** Task instructions **
Repeat every line of the data exactly, but not the pictures.

---- Extracted entries

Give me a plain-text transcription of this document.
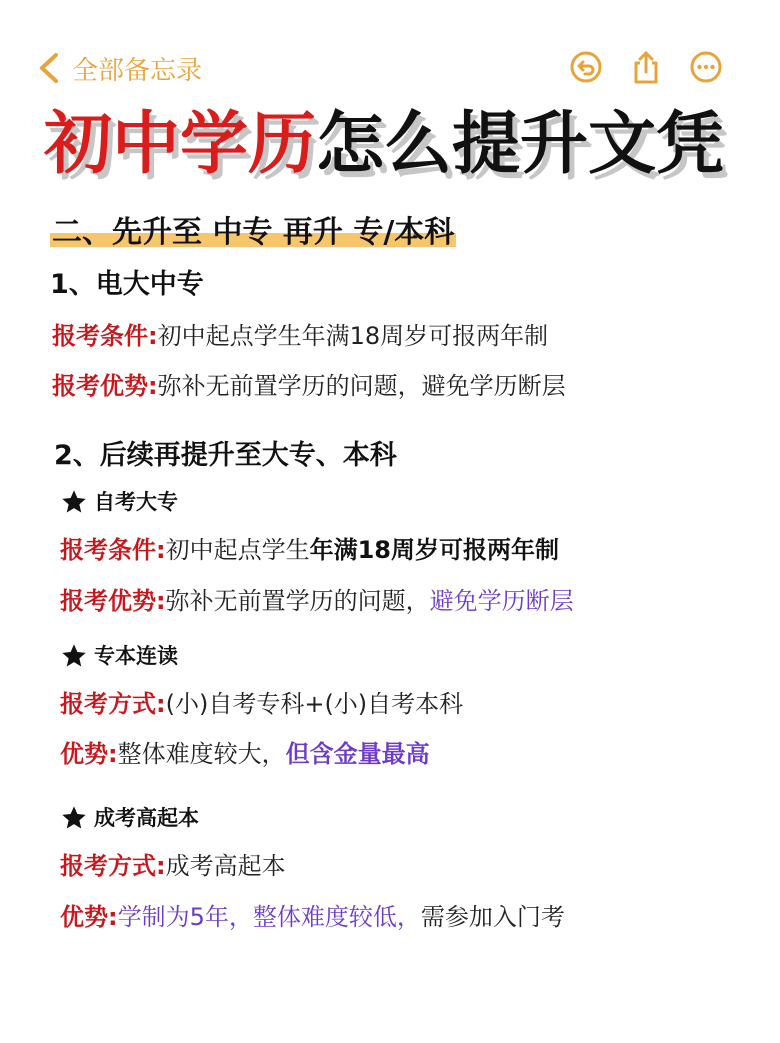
全部备忘录
初中学历怎么提升文凭
二、先升至 中专 再升 专/本科
1、电大中专
报考条件:初中起点学生年满18周岁可报两年制
报考优势:弥补无前置学历的问题，避免学历断层
2、后续再提升至大专、本科
自考大专
报考条件:初中起点学生年满18周岁可报两年制
报考优势:弥补无前置学历的问题，避免学历断层
专本连读
报考方式:(小)自考专科+(小)自考本科
优势:整体难度较大，但含金量最高
成考高起本
报考方式:成考高起本
优势:学制为5年，整体难度较低，需参加入门考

--------

** Solved problem **
Give me a plain-text transcription of this document.
全部备忘录
初中学历怎么提升文凭
二、先升至 中专 再升 专/本科
1、电大中专
报考条件:初中起点学生年满18周岁可报两年制
报考优势:弥补无前置学历的问题，避免学历断层
2、后续再提升至大专、本科
自考大专
报考条件:初中起点学生年满18周岁可报两年制
报考优势:弥补无前置学历的问题，避免学历断层
专本连读
报考方式:(小)自考专科+(小)自考本科
优势:整体难度较大，但含金量最高
成考高起本
报考方式:成考高起本
优势:学制为5年，整体难度较低，需参加入门考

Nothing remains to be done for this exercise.